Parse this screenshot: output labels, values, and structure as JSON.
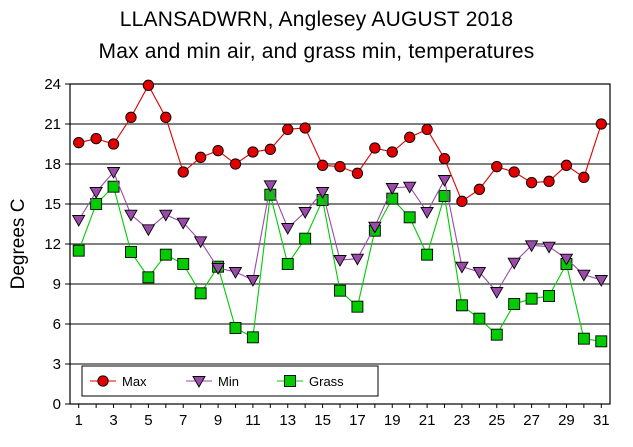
{
  "chart_data": {
    "type": "line",
    "title": "LLANSADWRN, Anglesey AUGUST 2018",
    "subtitle": "Max and min air, and grass min, temperatures",
    "xlabel": "",
    "ylabel": "Degrees C",
    "xlim": [
      0.5,
      31.5
    ],
    "ylim": [
      0,
      24
    ],
    "x_ticks": [
      1,
      3,
      5,
      7,
      9,
      11,
      13,
      15,
      17,
      19,
      21,
      23,
      25,
      27,
      29,
      31
    ],
    "y_ticks": [
      0,
      3,
      6,
      9,
      12,
      15,
      18,
      21,
      24
    ],
    "grid": "horizontal",
    "legend_position": "bottom-left",
    "x": [
      1,
      2,
      3,
      4,
      5,
      6,
      7,
      8,
      9,
      10,
      11,
      12,
      13,
      14,
      15,
      16,
      17,
      18,
      19,
      20,
      21,
      22,
      23,
      24,
      25,
      26,
      27,
      28,
      29,
      30,
      31
    ],
    "series": [
      {
        "name": "Max",
        "color": "#e00000",
        "marker": "circle",
        "values": [
          19.6,
          19.9,
          19.5,
          21.5,
          23.9,
          21.5,
          17.4,
          18.5,
          19.0,
          18.0,
          18.9,
          19.1,
          20.6,
          20.7,
          17.9,
          17.8,
          17.3,
          19.2,
          18.9,
          20.0,
          20.6,
          18.4,
          15.2,
          16.1,
          17.8,
          17.4,
          16.6,
          16.7,
          17.9,
          17.0,
          21.0
        ]
      },
      {
        "name": "Min",
        "color": "#9a4aa8",
        "marker": "triangle-down",
        "values": [
          13.8,
          15.9,
          17.4,
          14.2,
          13.1,
          14.2,
          13.6,
          12.2,
          10.2,
          9.9,
          9.3,
          16.4,
          13.2,
          14.4,
          15.9,
          10.8,
          10.9,
          13.3,
          16.2,
          16.3,
          14.4,
          16.8,
          10.3,
          9.9,
          8.4,
          10.6,
          11.9,
          11.8,
          10.9,
          9.7,
          9.3
        ]
      },
      {
        "name": "Grass",
        "color": "#00cc00",
        "marker": "square",
        "values": [
          11.5,
          15.0,
          16.3,
          11.4,
          9.5,
          11.2,
          10.5,
          8.3,
          10.3,
          5.7,
          5.0,
          15.7,
          10.5,
          12.4,
          15.3,
          8.5,
          7.3,
          13.0,
          15.4,
          14.0,
          11.2,
          15.6,
          7.4,
          6.4,
          5.2,
          7.5,
          7.9,
          8.1,
          10.5,
          4.9,
          4.7
        ]
      }
    ]
  }
}
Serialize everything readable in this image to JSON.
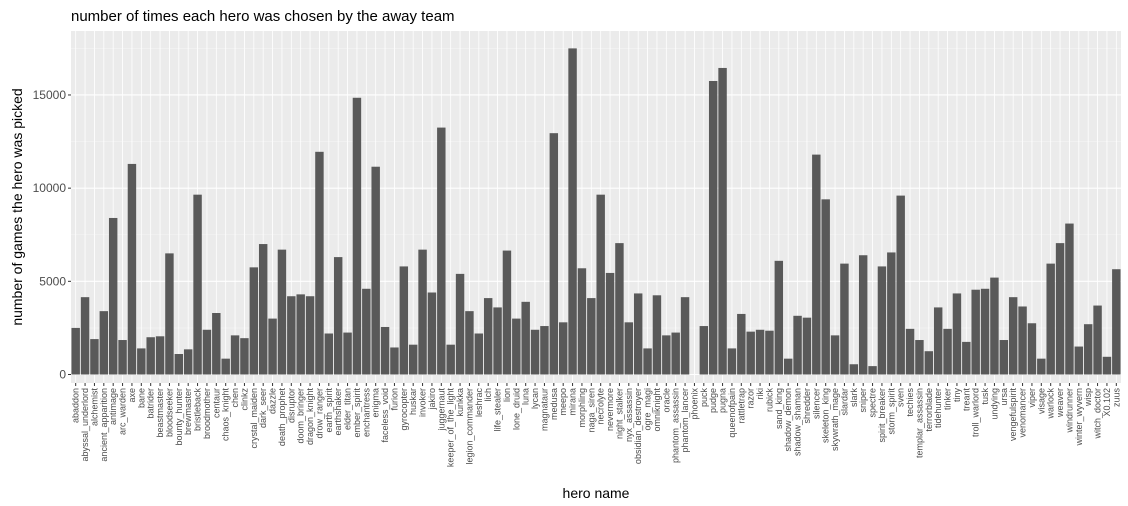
{
  "chart_data": {
    "type": "bar",
    "title": "number of times each hero was chosen by the away team",
    "xlabel": "hero name",
    "ylabel": "number of games the hero was picked",
    "ylim": [
      0,
      17500
    ],
    "yticks": [
      0,
      5000,
      10000,
      15000
    ],
    "ytick_labels": [
      "0",
      "5000",
      "10000",
      "15000"
    ],
    "grid": true,
    "legend": "none",
    "colors": {
      "bar": "#595959",
      "panel": "#ebebeb",
      "grid_major": "#ffffff",
      "grid_minor": "#f5f5f5"
    },
    "categories": [
      "abaddon",
      "abyssal_underlord",
      "alchemist",
      "ancient_apparition",
      "antimage",
      "arc_warden",
      "axe",
      "bane",
      "batrider",
      "beastmaster",
      "bloodseeker",
      "bounty_hunter",
      "brewmaster",
      "bristleback",
      "broodmother",
      "centaur",
      "chaos_knight",
      "chen",
      "clinkz",
      "crystal_maiden",
      "dark_seer",
      "dazzle",
      "death_prophet",
      "disruptor",
      "doom_bringer",
      "dragon_knight",
      "drow_ranger",
      "earth_spirit",
      "earthshaker",
      "elder_titan",
      "ember_spirit",
      "enchantress",
      "enigma",
      "faceless_void",
      "furion",
      "gyrocopter",
      "huskar",
      "invoker",
      "jakiro",
      "juggernaut",
      "keeper_of_the_light",
      "kunkka",
      "legion_commander",
      "leshrac",
      "lich",
      "life_stealer",
      "lion",
      "lone_druid",
      "luna",
      "lycan",
      "magnataur",
      "medusa",
      "meepo",
      "mirana",
      "morphling",
      "naga_siren",
      "necrolyte",
      "nevermore",
      "night_stalker",
      "nyx_assassin",
      "obsidian_destroyer",
      "ogre_magi",
      "omniknight",
      "oracle",
      "phantom_assassin",
      "phantom_lancer",
      "phoenix",
      "puck",
      "pudge",
      "pugna",
      "queenofpain",
      "rattletrap",
      "razor",
      "riki",
      "rubick",
      "sand_king",
      "shadow_demon",
      "shadow_shaman",
      "shredder",
      "silencer",
      "skeleton_king",
      "skywrath_mage",
      "slardar",
      "slark",
      "sniper",
      "spectre",
      "spirit_breaker",
      "storm_spirit",
      "sven",
      "techies",
      "templar_assassin",
      "terrorblade",
      "tidehunter",
      "tinker",
      "tiny",
      "treant",
      "troll_warlord",
      "tusk",
      "undying",
      "ursa",
      "vengefulspirit",
      "venomancer",
      "viper",
      "visage",
      "warlock",
      "weaver",
      "windrunner",
      "winter_wyvern",
      "wisp",
      "witch_doctor",
      "X0.102",
      "zuus"
    ],
    "values": [
      2500,
      4150,
      1900,
      3400,
      8400,
      1850,
      11300,
      1400,
      2000,
      2050,
      6500,
      1100,
      1350,
      9650,
      2400,
      3300,
      850,
      2100,
      1950,
      5750,
      7000,
      3000,
      6700,
      4200,
      4300,
      4200,
      11950,
      2200,
      6300,
      2250,
      14850,
      4600,
      11150,
      2550,
      1450,
      5800,
      1600,
      6700,
      4400,
      13250,
      1600,
      5400,
      3400,
      2200,
      4100,
      3600,
      6650,
      3000,
      3900,
      2400,
      2600,
      12950,
      2800,
      17500,
      5700,
      4100,
      9650,
      5450,
      7050,
      2800,
      4350,
      1400,
      4250,
      2100,
      2250,
      4150,
      0,
      2600,
      15750,
      16450,
      1400,
      3250,
      2300,
      2400,
      2350,
      6100,
      850,
      3150,
      3050,
      11800,
      9400,
      2100,
      5950,
      550,
      6400,
      450,
      5800,
      6550,
      9600,
      2450,
      1850,
      1250,
      3600,
      2450,
      4350,
      1750,
      4550,
      4600,
      5200,
      1850,
      4150,
      3650,
      2750,
      850,
      5950,
      7050,
      8100,
      1500,
      2700,
      3700,
      950,
      5650
    ]
  }
}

• [Directive]: Repeat the data exactly, dropping every picture it holds.

• [Exercise output]:
Parse this screenshot: output labels, values, and structure as JSON.
{
  "chart_data": {
    "type": "line",
    "title": "LLANSADWRN, Anglesey AUGUST 2018",
    "subtitle": "Max and min air, and grass min, temperatures",
    "xlabel": "",
    "ylabel": "Degrees C",
    "xlim": [
      0.5,
      31.5
    ],
    "ylim": [
      0,
      24
    ],
    "x_ticks": [
      1,
      3,
      5,
      7,
      9,
      11,
      13,
      15,
      17,
      19,
      21,
      23,
      25,
      27,
      29,
      31
    ],
    "y_ticks": [
      0,
      3,
      6,
      9,
      12,
      15,
      18,
      21,
      24
    ],
    "grid": "horizontal",
    "legend_position": "bottom-left",
    "x": [
      1,
      2,
      3,
      4,
      5,
      6,
      7,
      8,
      9,
      10,
      11,
      12,
      13,
      14,
      15,
      16,
      17,
      18,
      19,
      20,
      21,
      22,
      23,
      24,
      25,
      26,
      27,
      28,
      29,
      30,
      31
    ],
    "series": [
      {
        "name": "Max",
        "color": "#e00000",
        "marker": "circle",
        "values": [
          19.6,
          19.9,
          19.5,
          21.5,
          23.9,
          21.5,
          17.4,
          18.5,
          19.0,
          18.0,
          18.9,
          19.1,
          20.6,
          20.7,
          17.9,
          17.8,
          17.3,
          19.2,
          18.9,
          20.0,
          20.6,
          18.4,
          15.2,
          16.1,
          17.8,
          17.4,
          16.6,
          16.7,
          17.9,
          17.0,
          21.0
        ]
      },
      {
        "name": "Min",
        "color": "#9a4aa8",
        "marker": "triangle-down",
        "values": [
          13.8,
          15.9,
          17.4,
          14.2,
          13.1,
          14.2,
          13.6,
          12.2,
          10.2,
          9.9,
          9.3,
          16.4,
          13.2,
          14.4,
          15.9,
          10.8,
          10.9,
          13.3,
          16.2,
          16.3,
          14.4,
          16.8,
          10.3,
          9.9,
          8.4,
          10.6,
          11.9,
          11.8,
          10.9,
          9.7,
          9.3
        ]
      },
      {
        "name": "Grass",
        "color": "#00cc00",
        "marker": "square",
        "values": [
          11.5,
          15.0,
          16.3,
          11.4,
          9.5,
          11.2,
          10.5,
          8.3,
          10.3,
          5.7,
          5.0,
          15.7,
          10.5,
          12.4,
          15.3,
          8.5,
          7.3,
          13.0,
          15.4,
          14.0,
          11.2,
          15.6,
          7.4,
          6.4,
          5.2,
          7.5,
          7.9,
          8.1,
          10.5,
          4.9,
          4.7
        ]
      }
    ]
  }
}
Serialize everything readable in this image to JSON.
{
  "chart_data": {
    "type": "bar",
    "title": "number of times each hero was chosen by the away team",
    "xlabel": "hero name",
    "ylabel": "number of games the hero was picked",
    "ylim": [
      0,
      17500
    ],
    "yticks": [
      0,
      5000,
      10000,
      15000
    ],
    "ytick_labels": [
      "0",
      "5000",
      "10000",
      "15000"
    ],
    "grid": true,
    "legend": "none",
    "colors": {
      "bar": "#595959",
      "panel": "#ebebeb",
      "grid_major": "#ffffff",
      "grid_minor": "#f5f5f5"
    },
    "categories": [
      "abaddon",
      "abyssal_underlord",
      "alchemist",
      "ancient_apparition",
      "antimage",
      "arc_warden",
      "axe",
      "bane",
      "batrider",
      "beastmaster",
      "bloodseeker",
      "bounty_hunter",
      "brewmaster",
      "bristleback",
      "broodmother",
      "centaur",
      "chaos_knight",
      "chen",
      "clinkz",
      "crystal_maiden",
      "dark_seer",
      "dazzle",
      "death_prophet",
      "disruptor",
      "doom_bringer",
      "dragon_knight",
      "drow_ranger",
      "earth_spirit",
      "earthshaker",
      "elder_titan",
      "ember_spirit",
      "enchantress",
      "enigma",
      "faceless_void",
      "furion",
      "gyrocopter",
      "huskar",
      "invoker",
      "jakiro",
      "juggernaut",
      "keeper_of_the_light",
      "kunkka",
      "legion_commander",
      "leshrac",
      "lich",
      "life_stealer",
      "lion",
      "lone_druid",
      "luna",
      "lycan",
      "magnataur",
      "medusa",
      "meepo",
      "mirana",
      "morphling",
      "naga_siren",
      "necrolyte",
      "nevermore",
      "night_stalker",
      "nyx_assassin",
      "obsidian_destroyer",
      "ogre_magi",
      "omniknight",
      "oracle",
      "phantom_assassin",
      "phantom_lancer",
      "phoenix",
      "puck",
      "pudge",
      "pugna",
      "queenofpain",
      "rattletrap",
      "razor",
      "riki",
      "rubick",
      "sand_king",
      "shadow_demon",
      "shadow_shaman",
      "shredder",
      "silencer",
      "skeleton_king",
      "skywrath_mage",
      "slardar",
      "slark",
      "sniper",
      "spectre",
      "spirit_breaker",
      "storm_spirit",
      "sven",
      "techies",
      "templar_assassin",
      "terrorblade",
      "tidehunter",
      "tinker",
      "tiny",
      "treant",
      "troll_warlord",
      "tusk",
      "undying",
      "ursa",
      "vengefulspirit",
      "venomancer",
      "viper",
      "visage",
      "warlock",
      "weaver",
      "windrunner",
      "winter_wyvern",
      "wisp",
      "witch_doctor",
      "X0.102",
      "zuus"
    ],
    "values": [
      2500,
      4150,
      1900,
      3400,
      8400,
      1850,
      11300,
      1400,
      2000,
      2050,
      6500,
      1100,
      1350,
      9650,
      2400,
      3300,
      850,
      2100,
      1950,
      5750,
      7000,
      3000,
      6700,
      4200,
      4300,
      4200,
      11950,
      2200,
      6300,
      2250,
      14850,
      4600,
      11150,
      2550,
      1450,
      5800,
      1600,
      6700,
      4400,
      13250,
      1600,
      5400,
      3400,
      2200,
      4100,
      3600,
      6650,
      3000,
      3900,
      2400,
      2600,
      12950,
      2800,
      17500,
      5700,
      4100,
      9650,
      5450,
      7050,
      2800,
      4350,
      1400,
      4250,
      2100,
      2250,
      4150,
      0,
      2600,
      15750,
      16450,
      1400,
      3250,
      2300,
      2400,
      2350,
      6100,
      850,
      3150,
      3050,
      11800,
      9400,
      2100,
      5950,
      550,
      6400,
      450,
      5800,
      6550,
      9600,
      2450,
      1850,
      1250,
      3600,
      2450,
      4350,
      1750,
      4550,
      4600,
      5200,
      1850,
      4150,
      3650,
      2750,
      850,
      5950,
      7050,
      8100,
      1500,
      2700,
      3700,
      950,
      5650
    ]
  }
}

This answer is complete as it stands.